== DATASET
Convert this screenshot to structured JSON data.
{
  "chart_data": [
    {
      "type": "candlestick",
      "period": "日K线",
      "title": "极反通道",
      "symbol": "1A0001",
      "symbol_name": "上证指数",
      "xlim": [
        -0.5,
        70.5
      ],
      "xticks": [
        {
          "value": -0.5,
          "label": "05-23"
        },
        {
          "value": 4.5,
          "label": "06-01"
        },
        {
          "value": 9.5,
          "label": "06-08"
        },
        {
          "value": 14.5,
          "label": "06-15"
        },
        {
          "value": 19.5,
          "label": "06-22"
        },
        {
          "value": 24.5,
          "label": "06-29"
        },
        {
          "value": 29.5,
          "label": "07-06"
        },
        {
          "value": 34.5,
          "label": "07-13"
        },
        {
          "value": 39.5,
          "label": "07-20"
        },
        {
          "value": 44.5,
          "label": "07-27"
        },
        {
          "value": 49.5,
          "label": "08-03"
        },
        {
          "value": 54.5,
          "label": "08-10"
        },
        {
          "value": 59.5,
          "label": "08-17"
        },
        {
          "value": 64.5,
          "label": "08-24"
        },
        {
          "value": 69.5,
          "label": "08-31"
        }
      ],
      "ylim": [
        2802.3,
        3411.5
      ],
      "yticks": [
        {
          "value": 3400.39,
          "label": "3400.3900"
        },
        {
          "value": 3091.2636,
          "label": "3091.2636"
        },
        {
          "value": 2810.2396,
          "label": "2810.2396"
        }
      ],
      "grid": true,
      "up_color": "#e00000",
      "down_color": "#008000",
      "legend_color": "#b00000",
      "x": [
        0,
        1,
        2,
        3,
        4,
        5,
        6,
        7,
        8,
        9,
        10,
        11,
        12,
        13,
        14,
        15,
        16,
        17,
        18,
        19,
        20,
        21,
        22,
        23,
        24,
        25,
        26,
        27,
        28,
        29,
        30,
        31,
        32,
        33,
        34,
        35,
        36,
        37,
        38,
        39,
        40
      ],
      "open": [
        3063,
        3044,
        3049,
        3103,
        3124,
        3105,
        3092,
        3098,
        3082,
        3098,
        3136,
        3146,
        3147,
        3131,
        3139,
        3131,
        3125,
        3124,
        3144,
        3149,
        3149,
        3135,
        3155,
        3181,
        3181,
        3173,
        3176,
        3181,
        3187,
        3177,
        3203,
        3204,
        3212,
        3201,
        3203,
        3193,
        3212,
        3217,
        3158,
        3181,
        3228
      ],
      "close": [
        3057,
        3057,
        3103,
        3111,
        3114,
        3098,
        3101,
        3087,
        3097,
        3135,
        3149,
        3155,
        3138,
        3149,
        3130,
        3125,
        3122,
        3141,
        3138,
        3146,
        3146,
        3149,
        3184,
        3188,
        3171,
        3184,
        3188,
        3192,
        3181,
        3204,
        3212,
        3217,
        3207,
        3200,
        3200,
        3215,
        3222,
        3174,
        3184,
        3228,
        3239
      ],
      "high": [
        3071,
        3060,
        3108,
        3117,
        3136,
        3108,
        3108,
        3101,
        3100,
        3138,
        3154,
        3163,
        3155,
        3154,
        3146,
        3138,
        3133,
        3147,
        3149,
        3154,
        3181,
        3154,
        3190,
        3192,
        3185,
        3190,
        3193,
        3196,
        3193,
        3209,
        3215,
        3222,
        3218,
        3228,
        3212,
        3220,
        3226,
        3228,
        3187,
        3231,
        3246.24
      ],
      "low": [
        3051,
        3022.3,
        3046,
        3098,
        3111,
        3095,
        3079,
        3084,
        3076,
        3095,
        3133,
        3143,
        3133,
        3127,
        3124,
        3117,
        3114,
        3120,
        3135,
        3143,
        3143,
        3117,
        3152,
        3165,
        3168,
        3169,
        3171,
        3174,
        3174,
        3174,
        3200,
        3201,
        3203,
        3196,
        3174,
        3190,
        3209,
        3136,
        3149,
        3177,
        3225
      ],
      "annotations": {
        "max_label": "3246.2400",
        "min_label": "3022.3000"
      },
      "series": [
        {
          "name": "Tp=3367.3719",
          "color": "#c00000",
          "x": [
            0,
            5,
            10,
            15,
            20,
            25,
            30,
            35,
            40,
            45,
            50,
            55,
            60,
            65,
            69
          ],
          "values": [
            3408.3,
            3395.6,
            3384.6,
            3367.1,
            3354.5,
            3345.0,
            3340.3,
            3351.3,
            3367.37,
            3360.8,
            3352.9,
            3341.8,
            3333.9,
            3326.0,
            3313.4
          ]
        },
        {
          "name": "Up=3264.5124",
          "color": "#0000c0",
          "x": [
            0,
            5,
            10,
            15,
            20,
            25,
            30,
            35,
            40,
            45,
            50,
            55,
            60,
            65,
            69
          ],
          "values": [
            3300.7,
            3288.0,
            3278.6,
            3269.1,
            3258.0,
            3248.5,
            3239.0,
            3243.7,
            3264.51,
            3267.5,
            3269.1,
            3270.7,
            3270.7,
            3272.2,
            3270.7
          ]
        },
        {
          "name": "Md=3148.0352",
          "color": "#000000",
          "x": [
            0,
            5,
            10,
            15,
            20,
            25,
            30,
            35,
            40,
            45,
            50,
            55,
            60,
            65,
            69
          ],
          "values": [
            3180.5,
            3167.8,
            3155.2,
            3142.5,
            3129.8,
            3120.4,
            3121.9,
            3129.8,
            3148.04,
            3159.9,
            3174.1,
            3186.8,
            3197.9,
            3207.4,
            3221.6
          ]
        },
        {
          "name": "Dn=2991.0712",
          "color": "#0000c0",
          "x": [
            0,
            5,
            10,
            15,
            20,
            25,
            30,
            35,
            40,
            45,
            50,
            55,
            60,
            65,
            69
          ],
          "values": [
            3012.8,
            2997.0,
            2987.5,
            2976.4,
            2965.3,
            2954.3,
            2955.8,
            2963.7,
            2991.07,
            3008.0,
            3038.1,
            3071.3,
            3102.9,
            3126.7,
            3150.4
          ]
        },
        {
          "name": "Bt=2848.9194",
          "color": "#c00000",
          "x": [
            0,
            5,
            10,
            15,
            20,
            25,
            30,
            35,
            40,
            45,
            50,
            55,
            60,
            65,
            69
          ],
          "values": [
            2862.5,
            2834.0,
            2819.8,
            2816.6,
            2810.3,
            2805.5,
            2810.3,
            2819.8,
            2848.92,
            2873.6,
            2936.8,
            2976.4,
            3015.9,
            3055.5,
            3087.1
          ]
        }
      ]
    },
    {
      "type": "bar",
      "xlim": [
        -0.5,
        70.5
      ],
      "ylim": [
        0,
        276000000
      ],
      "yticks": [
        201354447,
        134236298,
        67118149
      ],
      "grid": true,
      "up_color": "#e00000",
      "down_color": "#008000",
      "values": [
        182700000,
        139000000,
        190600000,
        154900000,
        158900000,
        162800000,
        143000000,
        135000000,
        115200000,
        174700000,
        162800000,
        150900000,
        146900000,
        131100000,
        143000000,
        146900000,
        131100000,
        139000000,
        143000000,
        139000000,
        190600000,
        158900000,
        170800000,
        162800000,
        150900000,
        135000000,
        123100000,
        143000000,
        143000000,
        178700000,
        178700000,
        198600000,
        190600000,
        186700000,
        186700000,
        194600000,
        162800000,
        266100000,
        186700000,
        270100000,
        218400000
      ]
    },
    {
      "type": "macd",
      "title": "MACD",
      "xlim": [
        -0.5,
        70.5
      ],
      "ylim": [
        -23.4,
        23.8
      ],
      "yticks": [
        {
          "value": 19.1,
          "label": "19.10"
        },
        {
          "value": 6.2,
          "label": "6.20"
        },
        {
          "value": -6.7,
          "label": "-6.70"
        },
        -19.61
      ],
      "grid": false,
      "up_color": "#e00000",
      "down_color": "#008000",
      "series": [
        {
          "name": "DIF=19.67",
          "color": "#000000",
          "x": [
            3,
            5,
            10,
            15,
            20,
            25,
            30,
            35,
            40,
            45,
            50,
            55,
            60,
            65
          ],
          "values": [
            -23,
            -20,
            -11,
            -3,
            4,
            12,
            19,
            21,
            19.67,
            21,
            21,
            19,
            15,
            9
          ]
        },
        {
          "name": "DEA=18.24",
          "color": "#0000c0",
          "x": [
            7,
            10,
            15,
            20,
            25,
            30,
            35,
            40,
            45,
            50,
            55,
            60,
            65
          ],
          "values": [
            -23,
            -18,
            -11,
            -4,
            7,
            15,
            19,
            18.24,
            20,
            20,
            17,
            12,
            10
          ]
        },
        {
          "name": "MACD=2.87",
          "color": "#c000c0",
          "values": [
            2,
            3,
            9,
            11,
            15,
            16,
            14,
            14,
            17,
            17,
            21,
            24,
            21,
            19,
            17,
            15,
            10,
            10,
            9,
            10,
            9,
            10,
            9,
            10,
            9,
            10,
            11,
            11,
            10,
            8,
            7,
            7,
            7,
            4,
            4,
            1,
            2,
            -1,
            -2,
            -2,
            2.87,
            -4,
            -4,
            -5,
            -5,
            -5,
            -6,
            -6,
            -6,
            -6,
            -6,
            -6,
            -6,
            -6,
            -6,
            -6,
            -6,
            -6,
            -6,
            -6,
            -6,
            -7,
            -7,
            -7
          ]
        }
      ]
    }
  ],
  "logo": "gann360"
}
====
* YOUR TASK
Across the records above, count the lines holding "type" and reply with that number alone.

* WRITTEN RESPONSE
3